- YOUR OBJECTIVE
Please copy, without any changes, the stretch of lines from the one containing "volume-bar (470, 420, 478, 458)" through the one containing "currency: JPY (979, 26, 999, 40)", including both of those lines.

---- INFORMATION SUPPLIED

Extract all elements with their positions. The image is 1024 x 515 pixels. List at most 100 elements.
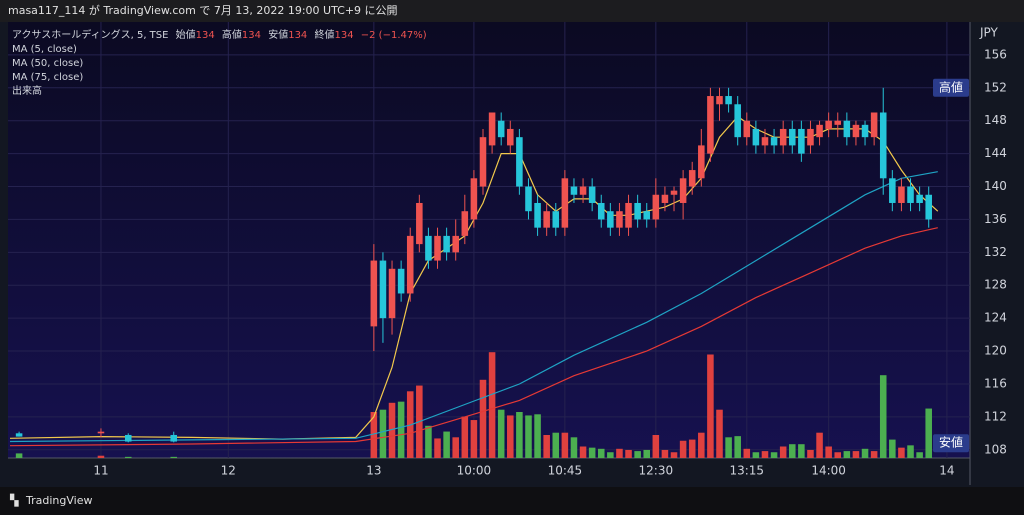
volume-bar (470, 420, 478, 458)
ma-line (9, 171, 938, 443)
legend-entry: MA (75, close) (12, 72, 83, 83)
volume-bar (688, 439, 696, 458)
volume-bar (452, 437, 459, 458)
candle-body (443, 235, 450, 253)
candle-body (907, 186, 914, 203)
candle-body (552, 211, 560, 228)
currency: JPY (979, 26, 999, 40)
candle-body (625, 202, 632, 228)
candle-body (607, 211, 614, 228)
volume-bar (479, 379, 487, 458)
volume-bar (425, 425, 432, 458)
legend: アクサスホールディングス, 5, TSE 始値134 高値134 安値134 終… (12, 28, 427, 97)
y-tick-label: 152 (984, 80, 1007, 94)
volume-bar (434, 438, 441, 458)
y-tick-label: 116 (984, 376, 1007, 390)
candle-body (698, 145, 705, 179)
x-tick-label: 14 (939, 464, 954, 478)
price-axis (970, 22, 1024, 485)
candle-body (743, 120, 751, 138)
candle-body (734, 104, 741, 138)
volume-bar (370, 412, 378, 458)
header-text: masa117_114 が TradingView.com で 7月 13, 2… (8, 3, 398, 17)
candle-body (15, 433, 23, 437)
volume-bar (925, 408, 932, 458)
y-tick-label: 128 (984, 278, 1007, 292)
candle-body (461, 211, 469, 236)
legend-entry: MA (5, close) (12, 44, 77, 55)
candle-body (416, 202, 423, 245)
candle-body (597, 202, 605, 220)
volume-bar (516, 412, 523, 458)
symbol: アクサスホールディングス, 5, TSE (12, 28, 168, 41)
volume-bar (552, 432, 560, 458)
candle-body (670, 190, 678, 195)
candle-body (488, 112, 496, 146)
volume-bar (588, 447, 596, 458)
y-tick-label: 132 (984, 245, 1007, 259)
candle-body (452, 235, 459, 253)
volume-bar (497, 409, 505, 458)
y-tick-label: 144 (984, 146, 1007, 160)
price-badge (933, 434, 969, 453)
y-tick-label: 148 (984, 113, 1007, 127)
footer-bar (0, 487, 1024, 515)
volume-bar (388, 402, 396, 458)
x-tick-label: 12 (221, 464, 236, 478)
volume-bar (743, 448, 751, 458)
volume-bar (616, 448, 623, 458)
volume-bar (570, 437, 578, 458)
volume-bar (97, 455, 105, 458)
legend-entry: 出来高 (12, 84, 42, 97)
volume-bar (652, 435, 660, 458)
candle-body (834, 120, 842, 125)
candle-body (434, 235, 441, 261)
legend-entry: MA (50, close) (12, 58, 83, 69)
volume-bar (716, 409, 723, 458)
candle-body (470, 178, 478, 220)
ohlc-label: 安値 (268, 28, 288, 41)
y-tick-label: 136 (984, 212, 1007, 226)
brand-logo: ▚ (9, 493, 19, 507)
volume-bar (579, 446, 587, 458)
candle-body (788, 128, 796, 146)
candle-body (861, 124, 869, 138)
volume-bar (916, 452, 923, 458)
ohlc-label: 高値 (222, 28, 242, 41)
candle-body (525, 186, 532, 212)
candle-body (779, 128, 787, 146)
volume-bar (679, 440, 687, 458)
candle-body (425, 235, 432, 261)
volume-bar (607, 452, 614, 458)
candle-body (570, 186, 578, 195)
candle-body (97, 431, 105, 434)
volume-bar (643, 449, 651, 458)
volume-bar (861, 448, 869, 458)
y-tick-label: 156 (984, 47, 1007, 61)
x-tick-label: 10:45 (548, 464, 583, 478)
candle-body (889, 178, 896, 203)
candle-body (716, 96, 723, 105)
candle-body (124, 434, 132, 442)
y-tick-label: 124 (984, 311, 1007, 325)
volume-bar (461, 416, 469, 458)
candle-body (588, 186, 596, 203)
change: −2 (−1.47%) (361, 30, 427, 41)
candle-body (770, 137, 778, 146)
candle-body (406, 235, 414, 294)
candle-body (898, 186, 905, 203)
volume-bar (661, 449, 669, 458)
x-tick-label: 10:00 (457, 464, 492, 478)
candle-body (843, 120, 851, 138)
volume-bar (816, 432, 823, 458)
candle-body (561, 178, 569, 228)
volume-bar (534, 414, 541, 458)
ma-line (9, 227, 938, 447)
volume-bar (843, 451, 851, 458)
volume-bar (707, 354, 714, 458)
price-badge (933, 78, 969, 97)
volume-bar (397, 401, 405, 458)
candle-body (507, 128, 514, 146)
candle-body (616, 211, 623, 228)
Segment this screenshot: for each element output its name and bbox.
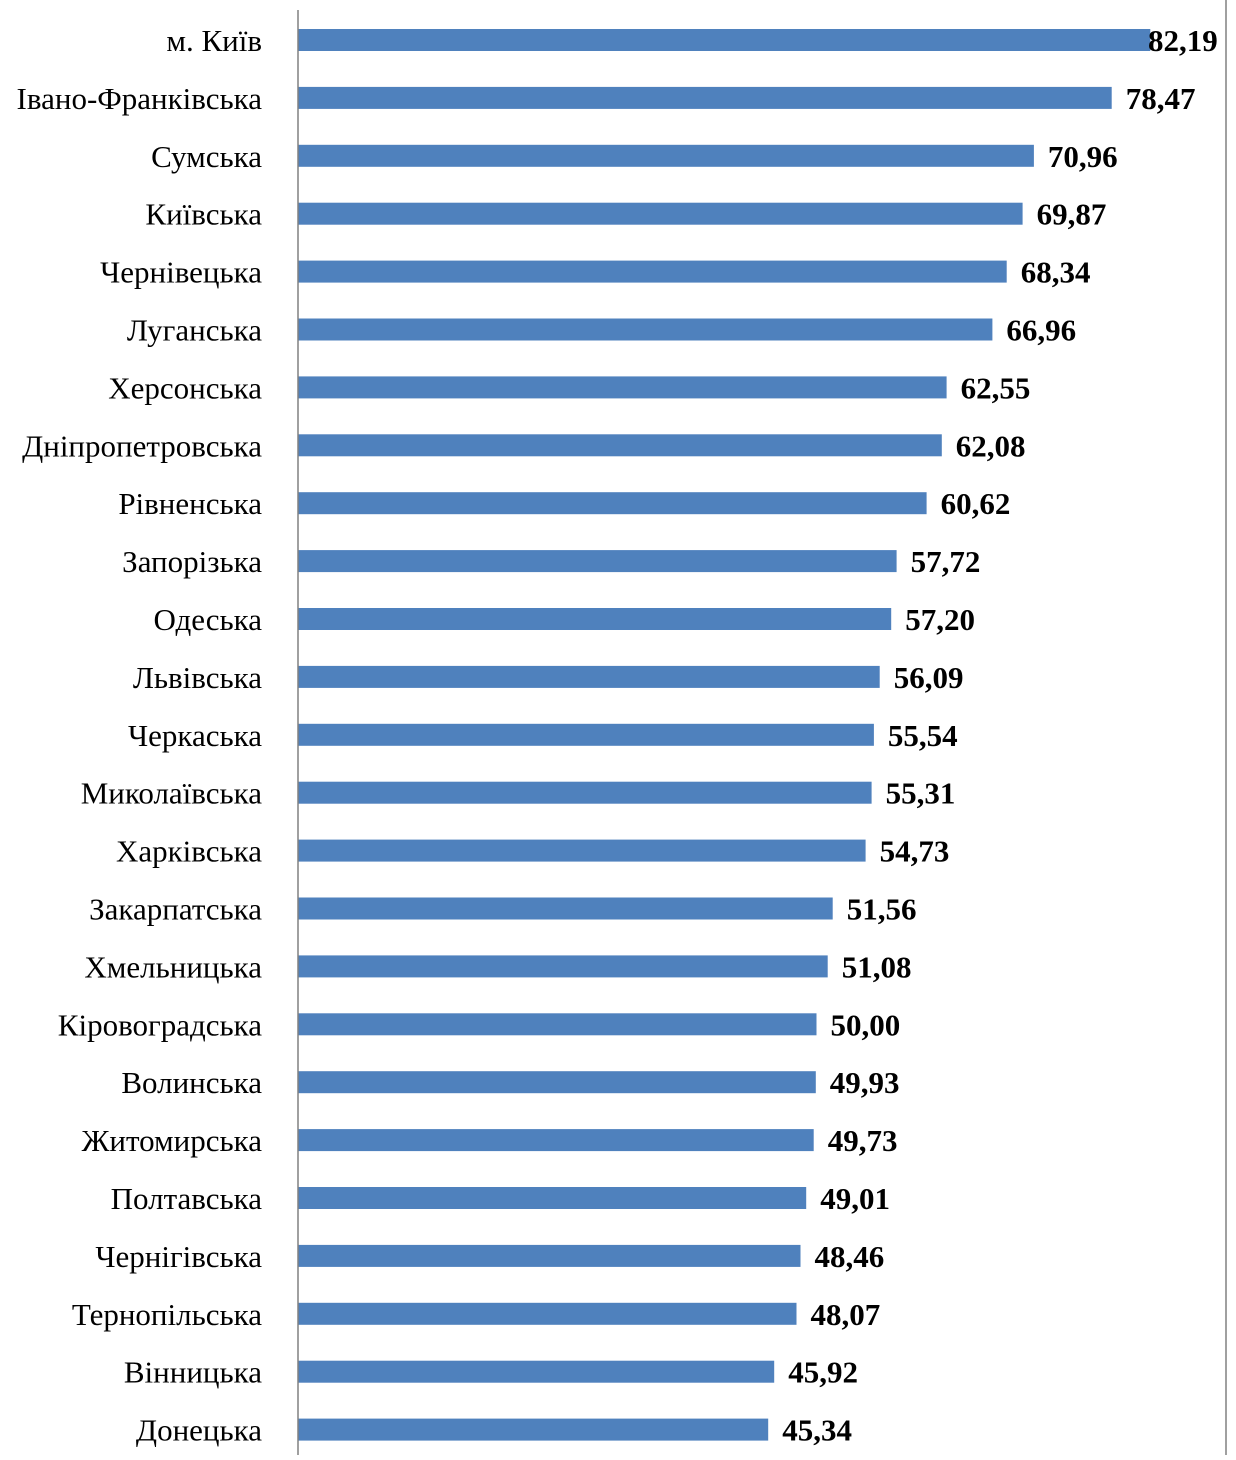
bar-2 bbox=[298, 86, 1112, 109]
category-label-3: Сумська bbox=[151, 139, 262, 174]
category-label-7: Херсонська bbox=[108, 370, 262, 405]
value-label-1: 82,19 bbox=[1148, 23, 1218, 58]
category-label-2: Івано-Франківська bbox=[17, 81, 263, 116]
category-label-24: Вінницька bbox=[124, 1355, 262, 1390]
bar-4 bbox=[298, 202, 1023, 225]
value-label-13: 55,54 bbox=[888, 718, 958, 753]
category-label-21: Полтавська bbox=[111, 1181, 263, 1216]
category-labels-layer: м. Київ Івано-Франківська Сумська Київська Ч… bbox=[17, 23, 263, 1448]
value-label-5: 68,34 bbox=[1021, 255, 1091, 290]
bar-19 bbox=[298, 1071, 816, 1094]
bar-11 bbox=[298, 608, 892, 630]
bar-5 bbox=[298, 260, 1007, 283]
category-label-10: Запорізька bbox=[122, 544, 262, 579]
value-label-9: 60,62 bbox=[941, 486, 1011, 521]
category-label-15: Харківська bbox=[116, 834, 262, 869]
value-label-15: 54,73 bbox=[880, 834, 950, 869]
category-label-20: Житомирська bbox=[82, 1123, 263, 1158]
bar-20 bbox=[298, 1129, 814, 1152]
bar-7 bbox=[298, 376, 947, 399]
bar-13 bbox=[298, 723, 874, 746]
value-label-19: 49,93 bbox=[830, 1065, 900, 1100]
value-label-23: 48,07 bbox=[811, 1297, 881, 1332]
bar-3 bbox=[298, 144, 1034, 167]
bar-16 bbox=[298, 897, 833, 920]
category-label-4: Київська bbox=[145, 197, 262, 232]
value-label-18: 50,00 bbox=[831, 1007, 901, 1042]
value-label-3: 70,96 bbox=[1048, 139, 1118, 174]
value-label-12: 56,09 bbox=[894, 660, 964, 695]
bar-24 bbox=[298, 1360, 775, 1383]
value-label-22: 48,46 bbox=[815, 1239, 885, 1274]
category-label-19: Волинська bbox=[121, 1065, 262, 1100]
value-label-11: 57,20 bbox=[905, 602, 975, 637]
category-label-17: Хмельницька bbox=[84, 949, 262, 984]
bars-layer bbox=[298, 29, 1151, 1441]
category-label-11: Одеська bbox=[153, 602, 262, 637]
category-label-5: Чернівецька bbox=[100, 255, 262, 290]
bar-8 bbox=[298, 434, 942, 457]
bar-22 bbox=[298, 1244, 801, 1267]
bar-14 bbox=[298, 781, 872, 804]
value-label-8: 62,08 bbox=[956, 428, 1026, 463]
bar-6 bbox=[298, 318, 993, 341]
value-label-20: 49,73 bbox=[828, 1123, 898, 1158]
category-label-9: Рівненська bbox=[118, 486, 262, 521]
axes-layer bbox=[297, 0, 1227, 1455]
category-label-13: Черкаська bbox=[128, 718, 262, 753]
bar-9 bbox=[298, 492, 927, 515]
bar-10 bbox=[298, 550, 897, 573]
value-label-2: 78,47 bbox=[1126, 81, 1196, 116]
category-label-6: Луганська bbox=[127, 313, 262, 348]
bar-1 bbox=[298, 29, 1151, 51]
bar-23 bbox=[298, 1302, 797, 1325]
category-label-18: Кіровоградська bbox=[58, 1007, 262, 1042]
value-label-16: 51,56 bbox=[847, 892, 917, 927]
value-label-4: 69,87 bbox=[1037, 197, 1107, 232]
category-label-8: Дніпропетровська bbox=[22, 428, 262, 463]
bar-15 bbox=[298, 839, 866, 862]
value-label-10: 57,72 bbox=[911, 544, 981, 579]
bar-18 bbox=[298, 1013, 817, 1036]
value-label-25: 45,34 bbox=[782, 1413, 852, 1448]
bar-17 bbox=[298, 955, 828, 978]
value-label-7: 62,55 bbox=[961, 370, 1031, 405]
category-label-23: Тернопільська bbox=[72, 1297, 262, 1332]
value-label-6: 66,96 bbox=[1006, 313, 1076, 348]
value-label-17: 51,08 bbox=[842, 949, 912, 984]
category-label-16: Закарпатська bbox=[89, 892, 262, 927]
bar-12 bbox=[298, 665, 880, 688]
category-label-1: м. Київ bbox=[166, 23, 262, 58]
bar-21 bbox=[298, 1187, 807, 1209]
category-label-25: Донецька bbox=[136, 1413, 262, 1448]
value-label-21: 49,01 bbox=[820, 1181, 890, 1216]
value-label-24: 45,92 bbox=[788, 1355, 858, 1390]
bar-25 bbox=[298, 1418, 769, 1441]
category-label-22: Чернігівська bbox=[95, 1239, 262, 1274]
value-label-14: 55,31 bbox=[886, 776, 956, 811]
category-label-14: Миколаївська bbox=[81, 776, 263, 811]
category-label-12: Львівська bbox=[133, 660, 262, 695]
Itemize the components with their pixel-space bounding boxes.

--------

- ANSWER
volume-bar (470, 420, 478, 458)
ma-line (9, 171, 938, 443)
legend-entry: MA (75, close) (12, 72, 83, 83)
volume-bar (688, 439, 696, 458)
volume-bar (452, 437, 459, 458)
candle-body (443, 235, 450, 253)
candle-body (907, 186, 914, 203)
candle-body (552, 211, 560, 228)
currency: JPY (979, 26, 999, 40)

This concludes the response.